- **What needs to be done**
Reproduce every record below exactly as written, but leave out any pictures.

╭──

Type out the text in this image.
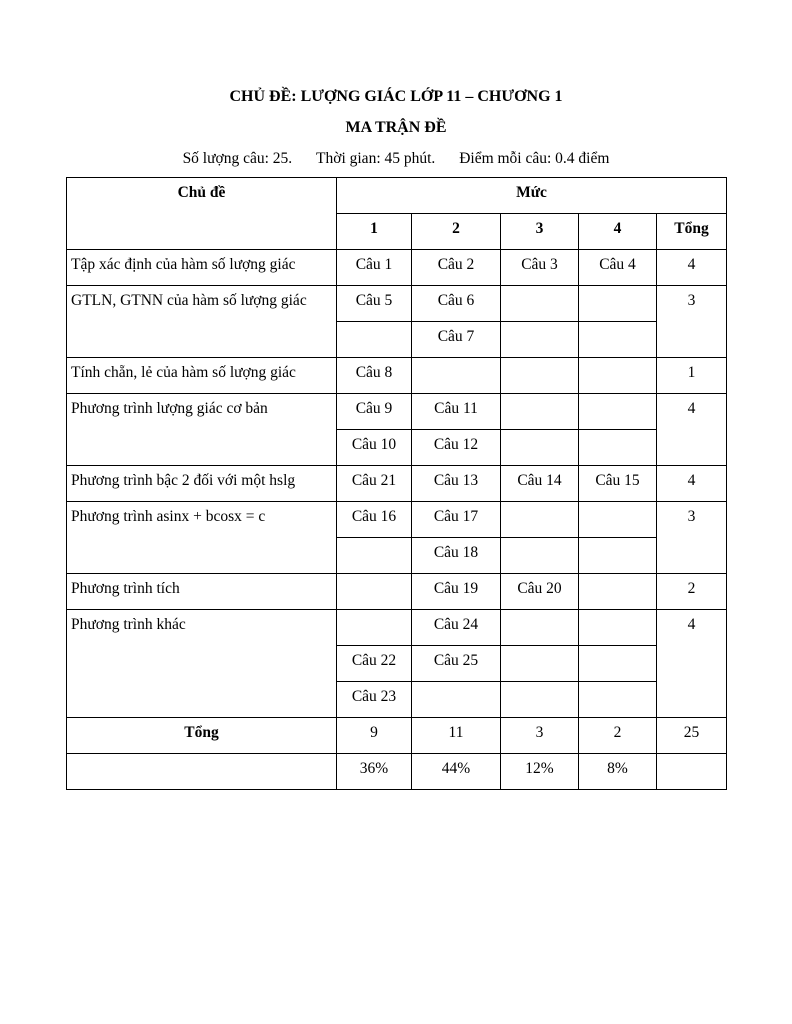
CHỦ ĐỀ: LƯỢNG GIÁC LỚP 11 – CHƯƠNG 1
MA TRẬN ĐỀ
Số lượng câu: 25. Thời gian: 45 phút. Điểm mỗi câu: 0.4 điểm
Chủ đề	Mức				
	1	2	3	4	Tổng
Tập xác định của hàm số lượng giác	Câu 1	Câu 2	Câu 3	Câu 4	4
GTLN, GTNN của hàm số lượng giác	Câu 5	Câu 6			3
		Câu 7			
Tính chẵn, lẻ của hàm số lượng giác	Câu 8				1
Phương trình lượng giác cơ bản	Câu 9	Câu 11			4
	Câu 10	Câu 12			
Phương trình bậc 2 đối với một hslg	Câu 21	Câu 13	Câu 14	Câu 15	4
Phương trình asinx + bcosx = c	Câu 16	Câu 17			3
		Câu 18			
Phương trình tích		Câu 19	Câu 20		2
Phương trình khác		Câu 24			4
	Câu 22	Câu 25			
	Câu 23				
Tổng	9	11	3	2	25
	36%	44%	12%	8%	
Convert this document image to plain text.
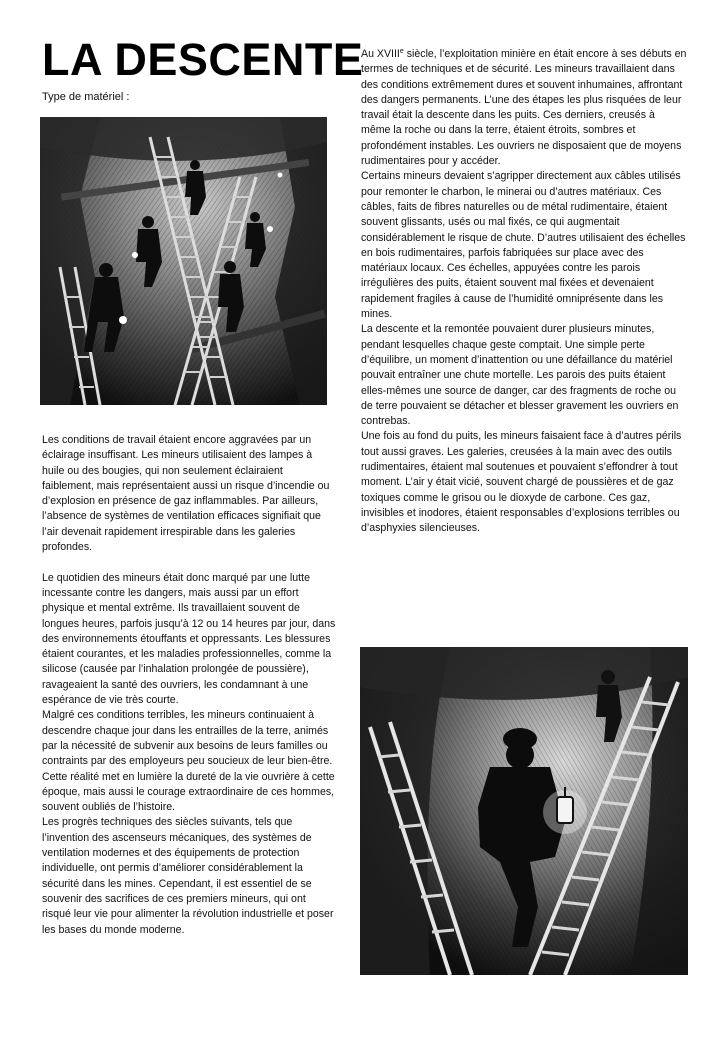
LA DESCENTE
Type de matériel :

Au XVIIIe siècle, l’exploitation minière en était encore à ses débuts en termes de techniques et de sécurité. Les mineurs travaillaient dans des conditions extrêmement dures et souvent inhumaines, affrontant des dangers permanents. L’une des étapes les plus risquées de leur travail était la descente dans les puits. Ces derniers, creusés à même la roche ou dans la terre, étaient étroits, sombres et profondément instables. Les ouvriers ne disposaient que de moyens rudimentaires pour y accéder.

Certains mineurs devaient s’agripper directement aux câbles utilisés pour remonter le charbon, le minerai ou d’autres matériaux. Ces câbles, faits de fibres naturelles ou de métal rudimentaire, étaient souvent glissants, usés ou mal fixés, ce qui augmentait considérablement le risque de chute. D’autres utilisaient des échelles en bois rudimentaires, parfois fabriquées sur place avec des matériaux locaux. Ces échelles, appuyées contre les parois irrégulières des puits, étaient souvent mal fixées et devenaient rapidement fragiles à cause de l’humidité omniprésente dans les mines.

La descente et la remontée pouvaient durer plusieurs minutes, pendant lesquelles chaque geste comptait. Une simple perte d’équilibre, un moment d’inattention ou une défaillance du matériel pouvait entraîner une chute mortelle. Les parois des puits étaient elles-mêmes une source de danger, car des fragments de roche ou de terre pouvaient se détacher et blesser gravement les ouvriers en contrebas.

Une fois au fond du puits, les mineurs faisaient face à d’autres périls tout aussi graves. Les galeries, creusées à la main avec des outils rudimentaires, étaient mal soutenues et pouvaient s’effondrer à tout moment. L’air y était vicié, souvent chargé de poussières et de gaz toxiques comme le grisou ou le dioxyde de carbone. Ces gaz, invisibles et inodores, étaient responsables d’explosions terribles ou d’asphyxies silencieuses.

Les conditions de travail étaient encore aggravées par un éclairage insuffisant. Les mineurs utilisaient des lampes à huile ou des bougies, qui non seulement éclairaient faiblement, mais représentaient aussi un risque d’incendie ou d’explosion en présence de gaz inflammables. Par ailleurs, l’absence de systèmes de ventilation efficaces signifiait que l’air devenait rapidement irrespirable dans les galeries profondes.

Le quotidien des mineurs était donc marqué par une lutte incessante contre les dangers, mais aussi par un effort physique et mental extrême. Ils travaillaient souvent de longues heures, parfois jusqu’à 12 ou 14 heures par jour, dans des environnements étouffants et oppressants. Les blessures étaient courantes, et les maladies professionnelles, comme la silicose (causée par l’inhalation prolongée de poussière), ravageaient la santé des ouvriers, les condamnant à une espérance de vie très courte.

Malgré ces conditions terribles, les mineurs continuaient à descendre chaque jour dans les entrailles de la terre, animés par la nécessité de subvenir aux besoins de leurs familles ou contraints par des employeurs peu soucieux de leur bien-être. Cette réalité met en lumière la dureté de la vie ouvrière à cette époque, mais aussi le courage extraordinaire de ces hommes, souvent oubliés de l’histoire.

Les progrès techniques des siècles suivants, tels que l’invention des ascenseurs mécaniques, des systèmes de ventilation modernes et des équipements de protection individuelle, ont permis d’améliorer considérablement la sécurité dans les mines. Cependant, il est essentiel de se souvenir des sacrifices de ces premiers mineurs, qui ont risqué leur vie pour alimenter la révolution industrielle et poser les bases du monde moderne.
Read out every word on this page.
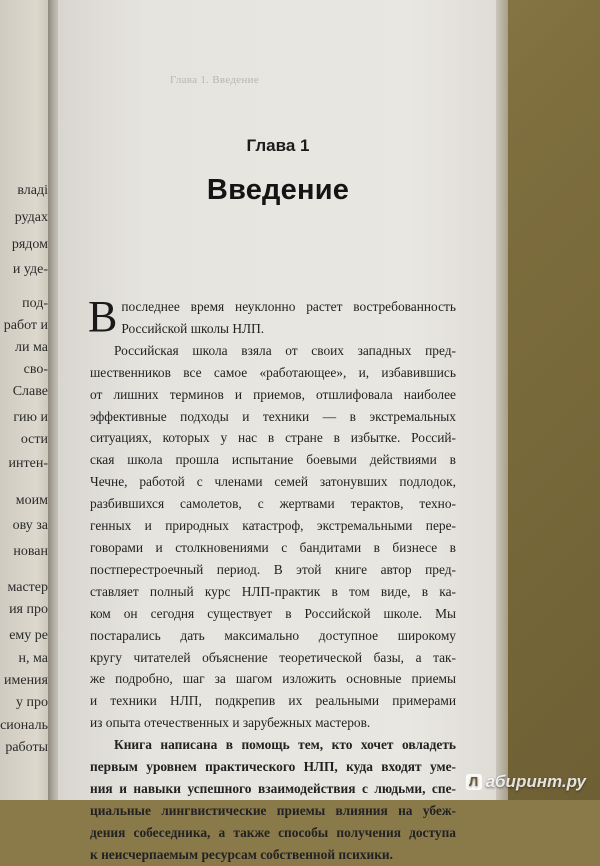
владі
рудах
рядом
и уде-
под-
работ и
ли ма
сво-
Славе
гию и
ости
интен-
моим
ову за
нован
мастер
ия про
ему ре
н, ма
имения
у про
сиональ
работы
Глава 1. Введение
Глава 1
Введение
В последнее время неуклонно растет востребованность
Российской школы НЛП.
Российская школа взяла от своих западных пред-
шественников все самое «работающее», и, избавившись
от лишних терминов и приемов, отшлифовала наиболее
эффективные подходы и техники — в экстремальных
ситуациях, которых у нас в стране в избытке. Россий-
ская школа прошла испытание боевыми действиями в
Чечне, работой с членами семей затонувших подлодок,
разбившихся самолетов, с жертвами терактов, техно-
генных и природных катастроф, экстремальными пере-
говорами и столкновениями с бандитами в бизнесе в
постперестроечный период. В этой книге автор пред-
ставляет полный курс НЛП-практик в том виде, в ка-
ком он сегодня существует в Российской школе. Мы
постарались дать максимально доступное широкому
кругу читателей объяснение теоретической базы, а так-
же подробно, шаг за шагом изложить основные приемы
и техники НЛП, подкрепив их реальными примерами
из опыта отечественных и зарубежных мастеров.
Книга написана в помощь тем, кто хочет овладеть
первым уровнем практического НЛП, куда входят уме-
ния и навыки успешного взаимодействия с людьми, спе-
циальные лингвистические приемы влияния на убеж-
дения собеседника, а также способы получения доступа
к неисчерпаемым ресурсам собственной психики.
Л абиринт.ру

╰──

- **Complete output**
Type out the text in this image.
CHỦ ĐỀ: LƯỢNG GIÁC LỚP 11 – CHƯƠNG 1
MA TRẬN ĐỀ
Số lượng câu: 25. Thời gian: 45 phút. Điểm mỗi câu: 0.4 điểm
Chủ đề	Mức				
	1	2	3	4	Tổng
Tập xác định của hàm số lượng giác	Câu 1	Câu 2	Câu 3	Câu 4	4
GTLN, GTNN của hàm số lượng giác	Câu 5	Câu 6			3
		Câu 7			
Tính chẵn, lẻ của hàm số lượng giác	Câu 8				1
Phương trình lượng giác cơ bản	Câu 9	Câu 11			4
	Câu 10	Câu 12			
Phương trình bậc 2 đối với một hslg	Câu 21	Câu 13	Câu 14	Câu 15	4
Phương trình asinx + bcosx = c	Câu 16	Câu 17			3
		Câu 18			
Phương trình tích		Câu 19	Câu 20		2
Phương trình khác		Câu 24			4
	Câu 22	Câu 25			
	Câu 23				
Tổng	9	11	3	2	25
	36%	44%	12%	8%	
Convert this document image to plain text.
LA DESCENTE
Type de matériel :

Au XVIIIe siècle, l’exploitation minière en était encore à ses débuts en termes de techniques et de sécurité. Les mineurs travaillaient dans des conditions extrêmement dures et souvent inhumaines, affrontant des dangers permanents. L’une des étapes les plus risquées de leur travail était la descente dans les puits. Ces derniers, creusés à même la roche ou dans la terre, étaient étroits, sombres et profondément instables. Les ouvriers ne disposaient que de moyens rudimentaires pour y accéder.

Certains mineurs devaient s’agripper directement aux câbles utilisés pour remonter le charbon, le minerai ou d’autres matériaux. Ces câbles, faits de fibres naturelles ou de métal rudimentaire, étaient souvent glissants, usés ou mal fixés, ce qui augmentait considérablement le risque de chute. D’autres utilisaient des échelles en bois rudimentaires, parfois fabriquées sur place avec des matériaux locaux. Ces échelles, appuyées contre les parois irrégulières des puits, étaient souvent mal fixées et devenaient rapidement fragiles à cause de l’humidité omniprésente dans les mines.

La descente et la remontée pouvaient durer plusieurs minutes, pendant lesquelles chaque geste comptait. Une simple perte d’équilibre, un moment d’inattention ou une défaillance du matériel pouvait entraîner une chute mortelle. Les parois des puits étaient elles-mêmes une source de danger, car des fragments de roche ou de terre pouvaient se détacher et blesser gravement les ouvriers en contrebas.

Une fois au fond du puits, les mineurs faisaient face à d’autres périls tout aussi graves. Les galeries, creusées à la main avec des outils rudimentaires, étaient mal soutenues et pouvaient s’effondrer à tout moment. L’air y était vicié, souvent chargé de poussières et de gaz toxiques comme le grisou ou le dioxyde de carbone. Ces gaz, invisibles et inodores, étaient responsables d’explosions terribles ou d’asphyxies silencieuses.

Les conditions de travail étaient encore aggravées par un éclairage insuffisant. Les mineurs utilisaient des lampes à huile ou des bougies, qui non seulement éclairaient faiblement, mais représentaient aussi un risque d’incendie ou d’explosion en présence de gaz inflammables. Par ailleurs, l’absence de systèmes de ventilation efficaces signifiait que l’air devenait rapidement irrespirable dans les galeries profondes.

Le quotidien des mineurs était donc marqué par une lutte incessante contre les dangers, mais aussi par un effort physique et mental extrême. Ils travaillaient souvent de longues heures, parfois jusqu’à 12 ou 14 heures par jour, dans des environnements étouffants et oppressants. Les blessures étaient courantes, et les maladies professionnelles, comme la silicose (causée par l’inhalation prolongée de poussière), ravageaient la santé des ouvriers, les condamnant à une espérance de vie très courte.

Malgré ces conditions terribles, les mineurs continuaient à descendre chaque jour dans les entrailles de la terre, animés par la nécessité de subvenir aux besoins de leurs familles ou contraints par des employeurs peu soucieux de leur bien-être. Cette réalité met en lumière la dureté de la vie ouvrière à cette époque, mais aussi le courage extraordinaire de ces hommes, souvent oubliés de l’histoire.

Les progrès techniques des siècles suivants, tels que l’invention des ascenseurs mécaniques, des systèmes de ventilation modernes et des équipements de protection individuelle, ont permis d’améliorer considérablement la sécurité dans les mines. Cependant, il est essentiel de se souvenir des sacrifices de ces premiers mineurs, qui ont risqué leur vie pour alimenter la révolution industrielle et poser les bases du monde moderne.
Read out every word on this page.
владі
рудах
рядом
и уде-
под-
работ и
ли ма
сво-
Славе
гию и
ости
интен-
моим
ову за
нован
мастер
ия про
ему ре
н, ма
имения
у про
сиональ
работы
Глава 1. Введение
Глава 1
Введение
В последнее время неуклонно растет востребованность
Российской школы НЛП.
Российская школа взяла от своих западных пред-
шественников все самое «работающее», и, избавившись
от лишних терминов и приемов, отшлифовала наиболее
эффективные подходы и техники — в экстремальных
ситуациях, которых у нас в стране в избытке. Россий-
ская школа прошла испытание боевыми действиями в
Чечне, работой с членами семей затонувших подлодок,
разбившихся самолетов, с жертвами терактов, техно-
генных и природных катастроф, экстремальными пере-
говорами и столкновениями с бандитами в бизнесе в
постперестроечный период. В этой книге автор пред-
ставляет полный курс НЛП-практик в том виде, в ка-
ком он сегодня существует в Российской школе. Мы
постарались дать максимально доступное широкому
кругу читателей объяснение теоретической базы, а так-
же подробно, шаг за шагом изложить основные приемы
и техники НЛП, подкрепив их реальными примерами
из опыта отечественных и зарубежных мастеров.
Книга написана в помощь тем, кто хочет овладеть
первым уровнем практического НЛП, куда входят уме-
ния и навыки успешного взаимодействия с людьми, спе-
циальные лингвистические приемы влияния на убеж-
дения собеседника, а также способы получения доступа
к неисчерпаемым ресурсам собственной психики.
Л абиринт.ру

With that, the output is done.